• TO BE DONE: Echo every line of the data below word for word, leaving out the pictures.

Entries drawn from a collection:
• • • • • • •
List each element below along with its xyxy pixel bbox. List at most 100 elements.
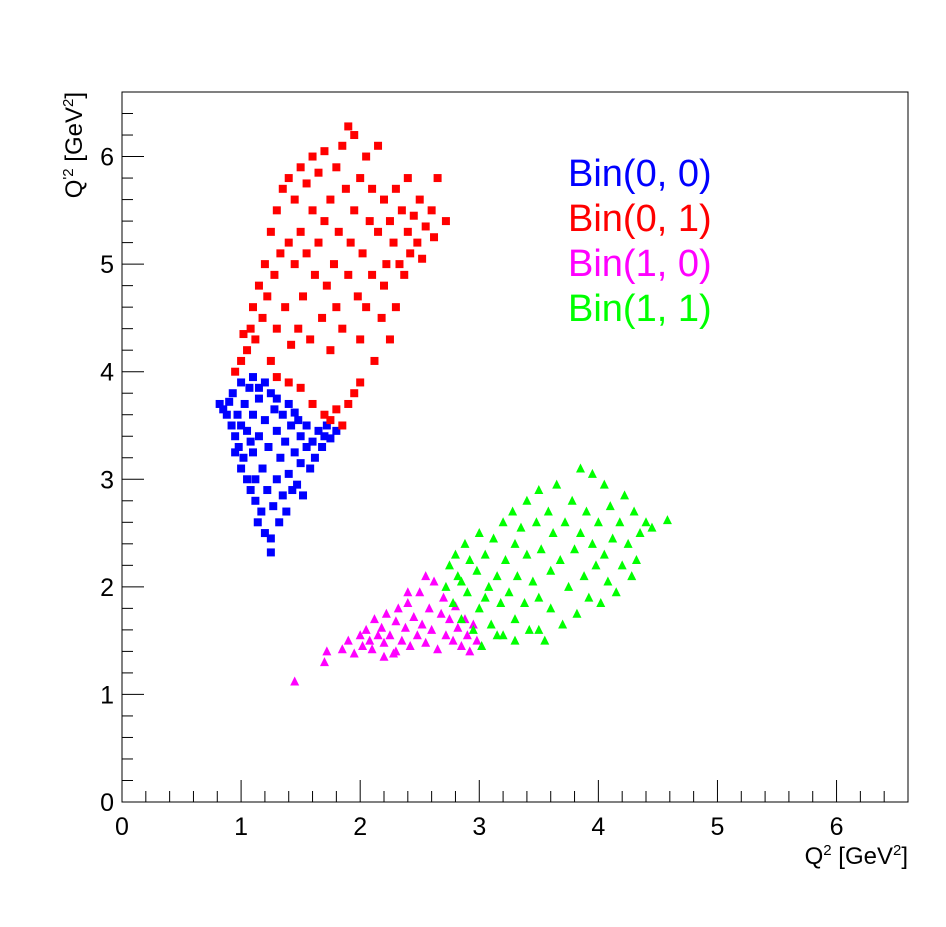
point-bin-0-0 bbox=[233, 410, 242, 419]
point-bin-0-0 bbox=[239, 453, 248, 462]
point-bin-0-1 bbox=[391, 303, 400, 312]
point-bin-0-0 bbox=[227, 421, 236, 430]
x-axis-ticks: 0 1 2 3 4 5 6 bbox=[115, 780, 909, 841]
point-bin-1-0 bbox=[415, 587, 425, 597]
point-bin-0-0 bbox=[278, 491, 287, 500]
point-bin-1-0 bbox=[369, 614, 379, 624]
y-tick-label: 5 bbox=[100, 251, 114, 279]
point-bin-1-1 bbox=[492, 571, 502, 581]
point-bin-0-1 bbox=[270, 270, 279, 279]
point-bin-0-1 bbox=[332, 405, 341, 414]
point-bin-0-0 bbox=[314, 426, 323, 435]
point-bin-1-1 bbox=[524, 624, 534, 634]
point-bin-1-0 bbox=[468, 619, 478, 629]
point-bin-1-0 bbox=[409, 611, 419, 621]
point-bin-1-0 bbox=[385, 630, 395, 640]
point-bin-0-0 bbox=[228, 389, 237, 398]
point-bin-0-1 bbox=[344, 270, 353, 279]
point-bin-1-1 bbox=[567, 495, 577, 505]
point-bin-0-0 bbox=[257, 507, 266, 516]
point-bin-0-1 bbox=[302, 179, 311, 188]
point-bin-0-1 bbox=[391, 184, 400, 193]
point-bin-0-1 bbox=[266, 356, 275, 365]
point-bin-0-1 bbox=[370, 356, 379, 365]
point-bin-0-0 bbox=[246, 486, 255, 495]
point-bin-1-1 bbox=[560, 517, 570, 527]
point-bin-1-0 bbox=[445, 614, 454, 624]
point-bin-0-1 bbox=[329, 260, 338, 269]
point-bin-0-0 bbox=[287, 421, 296, 430]
point-bin-0-1 bbox=[380, 281, 388, 290]
point-bin-0-1 bbox=[308, 152, 317, 161]
y-tick-label: 6 bbox=[100, 144, 114, 172]
point-bin-0-0 bbox=[306, 464, 315, 473]
point-bin-0-1 bbox=[353, 292, 362, 301]
legend-entry-bin-1-0: Bin(1, 0) bbox=[568, 243, 712, 285]
point-bin-0-1 bbox=[332, 303, 341, 312]
y-tick-label: 2 bbox=[100, 574, 114, 602]
point-bin-0-0 bbox=[264, 443, 273, 451]
point-bin-0-1 bbox=[258, 313, 267, 322]
point-bin-0-1 bbox=[251, 335, 260, 344]
point-bin-0-0 bbox=[215, 399, 224, 408]
point-bin-0-1 bbox=[362, 303, 371, 312]
point-bin-0-0 bbox=[290, 408, 299, 417]
point-bin-0-1 bbox=[306, 335, 315, 344]
point-bin-0-0 bbox=[243, 475, 252, 484]
point-bin-0-1 bbox=[326, 346, 335, 355]
point-bin-0-0 bbox=[284, 399, 293, 408]
point-bin-0-0 bbox=[243, 426, 252, 435]
point-bin-0-1 bbox=[389, 238, 398, 247]
point-bin-0-1 bbox=[356, 378, 365, 387]
data-points bbox=[215, 122, 672, 686]
point-bin-0-1 bbox=[403, 174, 412, 183]
point-bin-1-1 bbox=[540, 635, 550, 645]
point-bin-1-0 bbox=[367, 644, 377, 654]
point-bin-0-1 bbox=[276, 249, 285, 258]
point-bin-1-0 bbox=[424, 603, 434, 613]
point-bin-1-0 bbox=[403, 587, 413, 597]
point-bin-0-1 bbox=[427, 206, 436, 215]
point-bin-0-1 bbox=[249, 303, 257, 312]
point-bin-0-1 bbox=[290, 195, 299, 204]
point-bin-0-1 bbox=[415, 195, 424, 204]
point-bin-1-0 bbox=[355, 630, 365, 640]
point-bin-0-0 bbox=[237, 464, 246, 473]
point-bin-0-1 bbox=[400, 270, 409, 279]
point-bin-0-0 bbox=[284, 469, 293, 478]
point-bin-1-1 bbox=[635, 528, 645, 538]
point-bin-1-1 bbox=[615, 517, 625, 527]
point-bin-0-0 bbox=[246, 437, 255, 446]
point-bin-0-1 bbox=[322, 281, 331, 290]
point-bin-0-0 bbox=[231, 448, 240, 457]
point-bin-0-1 bbox=[430, 233, 439, 242]
point-bin-1-1 bbox=[587, 538, 597, 548]
point-bin-0-0 bbox=[234, 443, 243, 451]
point-bin-0-0 bbox=[245, 383, 254, 392]
point-bin-0-0 bbox=[272, 426, 281, 435]
point-bin-0-1 bbox=[237, 356, 246, 365]
point-bin-0-0 bbox=[260, 529, 269, 538]
point-bin-0-1 bbox=[350, 131, 359, 140]
point-bin-0-0 bbox=[296, 459, 305, 468]
point-bin-0-0 bbox=[254, 432, 263, 441]
point-bin-1-1 bbox=[623, 538, 633, 548]
point-bin-1-1 bbox=[445, 560, 454, 570]
point-bin-1-0 bbox=[381, 608, 391, 618]
point-bin-1-0 bbox=[391, 616, 401, 626]
point-bin-1-1 bbox=[591, 560, 601, 570]
point-bin-1-1 bbox=[555, 554, 565, 564]
point-bin-0-1 bbox=[395, 260, 404, 269]
point-bin-0-0 bbox=[270, 405, 279, 414]
point-bin-0-1 bbox=[338, 141, 347, 150]
point-bin-1-0 bbox=[337, 644, 347, 654]
point-bin-1-0 bbox=[453, 622, 463, 632]
y-tick-label: 0 bbox=[100, 789, 114, 817]
point-bin-1-0 bbox=[393, 603, 403, 613]
point-bin-0-1 bbox=[374, 227, 383, 236]
point-bin-1-1 bbox=[531, 517, 541, 527]
point-bin-0-1 bbox=[377, 313, 386, 322]
point-bin-0-1 bbox=[299, 292, 308, 301]
point-bin-0-1 bbox=[368, 270, 377, 279]
point-bin-0-1 bbox=[421, 222, 430, 231]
• • • • • • •
• CORRECT RESPONSE:
List each element below along with its xyxy pixel bbox. List at most 100 elements.
point-bin-0-0 bbox=[233, 410, 242, 419]
point-bin-0-0 bbox=[239, 453, 248, 462]
point-bin-0-1 bbox=[391, 303, 400, 312]
point-bin-0-0 bbox=[227, 421, 236, 430]
x-axis-ticks: 0 1 2 3 4 5 6 bbox=[115, 780, 909, 841]
point-bin-1-0 bbox=[415, 587, 425, 597]
point-bin-0-0 bbox=[278, 491, 287, 500]
point-bin-1-0 bbox=[369, 614, 379, 624]
y-tick-label: 5 bbox=[100, 251, 114, 279]
point-bin-1-1 bbox=[492, 571, 502, 581]
point-bin-0-1 bbox=[270, 270, 279, 279]
point-bin-0-1 bbox=[332, 405, 341, 414]
point-bin-0-0 bbox=[314, 426, 323, 435]
point-bin-1-1 bbox=[524, 624, 534, 634]
point-bin-1-0 bbox=[468, 619, 478, 629]
point-bin-1-0 bbox=[409, 611, 419, 621]
point-bin-1-0 bbox=[385, 630, 395, 640]
point-bin-0-0 bbox=[228, 389, 237, 398]
point-bin-0-1 bbox=[344, 270, 353, 279]
point-bin-1-1 bbox=[567, 495, 577, 505]
point-bin-0-0 bbox=[257, 507, 266, 516]
point-bin-0-1 bbox=[302, 179, 311, 188]
point-bin-0-1 bbox=[391, 184, 400, 193]
point-bin-0-1 bbox=[266, 356, 275, 365]
point-bin-0-1 bbox=[370, 356, 379, 365]
point-bin-0-0 bbox=[246, 486, 255, 495]
point-bin-1-1 bbox=[560, 517, 570, 527]
point-bin-1-0 bbox=[445, 614, 454, 624]
point-bin-0-1 bbox=[329, 260, 338, 269]
point-bin-0-0 bbox=[287, 421, 296, 430]
point-bin-0-1 bbox=[380, 281, 388, 290]
point-bin-0-1 bbox=[308, 152, 317, 161]
y-tick-label: 6 bbox=[100, 144, 114, 172]
point-bin-0-0 bbox=[306, 464, 315, 473]
point-bin-0-1 bbox=[353, 292, 362, 301]
legend-entry-bin-1-0: Bin(1, 0) bbox=[568, 243, 712, 285]
point-bin-0-1 bbox=[332, 303, 341, 312]
y-tick-label: 2 bbox=[100, 574, 114, 602]
point-bin-0-0 bbox=[264, 443, 273, 451]
point-bin-0-1 bbox=[258, 313, 267, 322]
point-bin-0-1 bbox=[251, 335, 260, 344]
point-bin-0-0 bbox=[215, 399, 224, 408]
point-bin-0-1 bbox=[362, 303, 371, 312]
point-bin-0-0 bbox=[290, 408, 299, 417]
point-bin-0-1 bbox=[306, 335, 315, 344]
point-bin-0-0 bbox=[243, 475, 252, 484]
point-bin-0-1 bbox=[326, 346, 335, 355]
point-bin-0-0 bbox=[284, 399, 293, 408]
point-bin-0-0 bbox=[243, 426, 252, 435]
point-bin-0-1 bbox=[389, 238, 398, 247]
point-bin-0-1 bbox=[356, 378, 365, 387]
data-points bbox=[215, 122, 672, 686]
point-bin-0-1 bbox=[403, 174, 412, 183]
point-bin-1-1 bbox=[540, 635, 550, 645]
point-bin-1-0 bbox=[367, 644, 377, 654]
point-bin-0-1 bbox=[276, 249, 285, 258]
point-bin-1-0 bbox=[424, 603, 434, 613]
point-bin-1-0 bbox=[403, 587, 413, 597]
point-bin-0-1 bbox=[427, 206, 436, 215]
point-bin-0-1 bbox=[249, 303, 257, 312]
point-bin-0-1 bbox=[290, 195, 299, 204]
point-bin-0-1 bbox=[415, 195, 424, 204]
point-bin-1-0 bbox=[355, 630, 365, 640]
point-bin-0-0 bbox=[237, 464, 246, 473]
point-bin-0-1 bbox=[400, 270, 409, 279]
point-bin-0-0 bbox=[284, 469, 293, 478]
point-bin-1-1 bbox=[635, 528, 645, 538]
point-bin-1-1 bbox=[615, 517, 625, 527]
point-bin-0-0 bbox=[246, 437, 255, 446]
point-bin-0-1 bbox=[322, 281, 331, 290]
point-bin-0-0 bbox=[231, 448, 240, 457]
point-bin-0-1 bbox=[430, 233, 439, 242]
point-bin-1-1 bbox=[587, 538, 597, 548]
point-bin-0-0 bbox=[234, 443, 243, 451]
point-bin-0-0 bbox=[245, 383, 254, 392]
point-bin-0-0 bbox=[272, 426, 281, 435]
point-bin-0-1 bbox=[237, 356, 246, 365]
point-bin-0-0 bbox=[260, 529, 269, 538]
point-bin-0-1 bbox=[350, 131, 359, 140]
point-bin-0-0 bbox=[296, 459, 305, 468]
point-bin-0-0 bbox=[254, 432, 263, 441]
point-bin-1-1 bbox=[623, 538, 633, 548]
point-bin-1-1 bbox=[445, 560, 454, 570]
point-bin-1-0 bbox=[381, 608, 391, 618]
point-bin-1-0 bbox=[391, 616, 401, 626]
point-bin-1-1 bbox=[591, 560, 601, 570]
point-bin-1-1 bbox=[555, 554, 565, 564]
point-bin-0-1 bbox=[395, 260, 404, 269]
point-bin-0-0 bbox=[270, 405, 279, 414]
point-bin-0-1 bbox=[338, 141, 347, 150]
point-bin-1-0 bbox=[337, 644, 347, 654]
point-bin-1-0 bbox=[453, 622, 463, 632]
y-tick-label: 0 bbox=[100, 789, 114, 817]
point-bin-1-0 bbox=[393, 603, 403, 613]
point-bin-0-1 bbox=[374, 227, 383, 236]
point-bin-1-1 bbox=[531, 517, 541, 527]
point-bin-0-1 bbox=[377, 313, 386, 322]
point-bin-0-1 bbox=[299, 292, 308, 301]
point-bin-0-1 bbox=[368, 270, 377, 279]
point-bin-0-1 bbox=[421, 222, 430, 231]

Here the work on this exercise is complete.